▶ SUPPLIED RECORDS:
..........
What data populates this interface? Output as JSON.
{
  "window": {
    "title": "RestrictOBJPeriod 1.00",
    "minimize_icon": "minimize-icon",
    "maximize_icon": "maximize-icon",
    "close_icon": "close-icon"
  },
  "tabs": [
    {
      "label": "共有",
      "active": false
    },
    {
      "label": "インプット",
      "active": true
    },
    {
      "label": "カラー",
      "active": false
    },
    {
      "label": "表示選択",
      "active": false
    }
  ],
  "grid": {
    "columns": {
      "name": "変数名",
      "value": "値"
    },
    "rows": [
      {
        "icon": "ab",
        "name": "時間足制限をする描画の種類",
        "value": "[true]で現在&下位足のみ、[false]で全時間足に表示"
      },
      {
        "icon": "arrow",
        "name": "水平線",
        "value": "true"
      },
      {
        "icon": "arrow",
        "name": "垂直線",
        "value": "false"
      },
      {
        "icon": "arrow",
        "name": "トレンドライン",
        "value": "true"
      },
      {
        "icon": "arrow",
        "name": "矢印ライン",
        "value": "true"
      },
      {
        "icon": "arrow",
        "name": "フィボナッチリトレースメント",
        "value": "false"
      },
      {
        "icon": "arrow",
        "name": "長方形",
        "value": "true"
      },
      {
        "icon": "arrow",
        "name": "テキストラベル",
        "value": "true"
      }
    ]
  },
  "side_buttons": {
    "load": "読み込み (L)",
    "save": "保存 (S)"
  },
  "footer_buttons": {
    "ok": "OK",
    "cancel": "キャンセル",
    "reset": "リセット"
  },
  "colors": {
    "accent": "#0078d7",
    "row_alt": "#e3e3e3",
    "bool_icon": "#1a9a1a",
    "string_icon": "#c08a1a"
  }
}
..........
▶ EXERCISE DETAILS:
Set down the listing in full, keeping every word exactly as it is.

▶ SOLUTION FOR THIS EXERCISE:
What data populates this interface? Output as JSON.
{
  "window": {
    "title": "RestrictOBJPeriod 1.00",
    "minimize_icon": "minimize-icon",
    "maximize_icon": "maximize-icon",
    "close_icon": "close-icon"
  },
  "tabs": [
    {
      "label": "共有",
      "active": false
    },
    {
      "label": "インプット",
      "active": true
    },
    {
      "label": "カラー",
      "active": false
    },
    {
      "label": "表示選択",
      "active": false
    }
  ],
  "grid": {
    "columns": {
      "name": "変数名",
      "value": "値"
    },
    "rows": [
      {
        "icon": "ab",
        "name": "時間足制限をする描画の種類",
        "value": "[true]で現在&下位足のみ、[false]で全時間足に表示"
      },
      {
        "icon": "arrow",
        "name": "水平線",
        "value": "true"
      },
      {
        "icon": "arrow",
        "name": "垂直線",
        "value": "false"
      },
      {
        "icon": "arrow",
        "name": "トレンドライン",
        "value": "true"
      },
      {
        "icon": "arrow",
        "name": "矢印ライン",
        "value": "true"
      },
      {
        "icon": "arrow",
        "name": "フィボナッチリトレースメント",
        "value": "false"
      },
      {
        "icon": "arrow",
        "name": "長方形",
        "value": "true"
      },
      {
        "icon": "arrow",
        "name": "テキストラベル",
        "value": "true"
      }
    ]
  },
  "side_buttons": {
    "load": "読み込み (L)",
    "save": "保存 (S)"
  },
  "footer_buttons": {
    "ok": "OK",
    "cancel": "キャンセル",
    "reset": "リセット"
  },
  "colors": {
    "accent": "#0078d7",
    "row_alt": "#e3e3e3",
    "bool_icon": "#1a9a1a",
    "string_icon": "#c08a1a"
  }
}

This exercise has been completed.